___ Material for the task

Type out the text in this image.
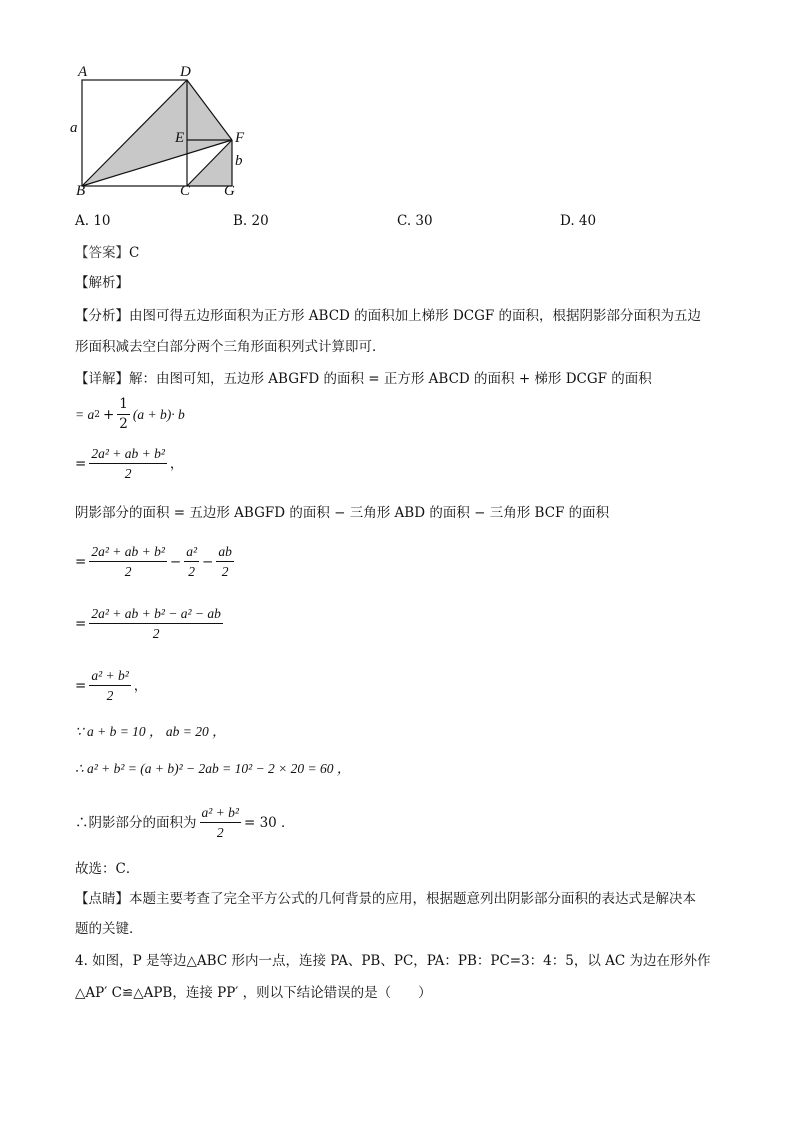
A	D
a
E	F
b
B	C G
A. 10	B. 20	C. 30	D. 40
【答案】 C
【解析】
【分析】 由图可得五边形面积为正方形 ABCD 的面积加上梯形 DCGF 的面积，根据阴影部分面积为五边
形面积减去空白部分两个三角形面积列式计算即可．
【详解】 解：由图可知，五边形 ABGFD 的面积 = 正方形 ABCD 的面积 + 梯形 DCGF 的面积
= a $2 + \frac{1}{2} (a + b)\cdot b$
= $\frac{\text{2a² + ab + b²}}{2}$ ，
阴影部分的面积 = 五边形 ABGFD 的面积 − 三角形 ABD 的面积 − 三角形 BCF 的面积
= $\frac{\text{2a² + ab + b²}}{2} - \frac{\text{a²}}{2} - \frac{ab}{2}$
= $\frac{\text{2a² + ab + b² − a² − ab}}{2}$
= $\frac{\text{a² + b²}}{2}$ ，
∵ a + b = 10 ， ab = 20 ，
∴ a² + b² = (a + b)² − 2ab = 10² − 2 × 20 = 60 ，
∴阴影部分的面积为 $\frac{\text{a² + b²}}{2} = 30$ ．
故选：C．
【点睛】 本题主要考查了完全平方公式的几何背景的应用，根据题意列出阴影部分面积的表达式是解决本
题的关键．
4. 如图，P 是等边△ABC 形内一点，连接 PA、PB、PC，PA：PB：PC=3：4：5，以 AC 为边在形外作
△AP′ C≌△APB，连接 PP′ ，则以下结论错误的是（　　）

______

*Stated goal*
Reproduce every record above exactly, omitting the pictures.

*Correct response*
Type out the text in this image.
A	D
a
E	F
b
B	C G
A. 10	B. 20	C. 30	D. 40
【答案】 C
【解析】
【分析】 由图可得五边形面积为正方形 ABCD 的面积加上梯形 DCGF 的面积，根据阴影部分面积为五边
形面积减去空白部分两个三角形面积列式计算即可．
【详解】 解：由图可知，五边形 ABGFD 的面积 = 正方形 ABCD 的面积 + 梯形 DCGF 的面积
= a $2 + \frac{1}{2} (a + b)\cdot b$
= $\frac{\text{2a² + ab + b²}}{2}$ ，
阴影部分的面积 = 五边形 ABGFD 的面积 − 三角形 ABD 的面积 − 三角形 BCF 的面积
= $\frac{\text{2a² + ab + b²}}{2} - \frac{\text{a²}}{2} - \frac{ab}{2}$
= $\frac{\text{2a² + ab + b² − a² − ab}}{2}$
= $\frac{\text{a² + b²}}{2}$ ，
∵ a + b = 10 ， ab = 20 ，
∴ a² + b² = (a + b)² − 2ab = 10² − 2 × 20 = 60 ，
∴阴影部分的面积为 $\frac{\text{a² + b²}}{2} = 30$ ．
故选：C．
【点睛】 本题主要考查了完全平方公式的几何背景的应用，根据题意列出阴影部分面积的表达式是解决本
题的关键．
4. 如图，P 是等边△ABC 形内一点，连接 PA、PB、PC，PA：PB：PC=3：4：5，以 AC 为边在形外作
△AP′ C≌△APB，连接 PP′ ，则以下结论错误的是（　　）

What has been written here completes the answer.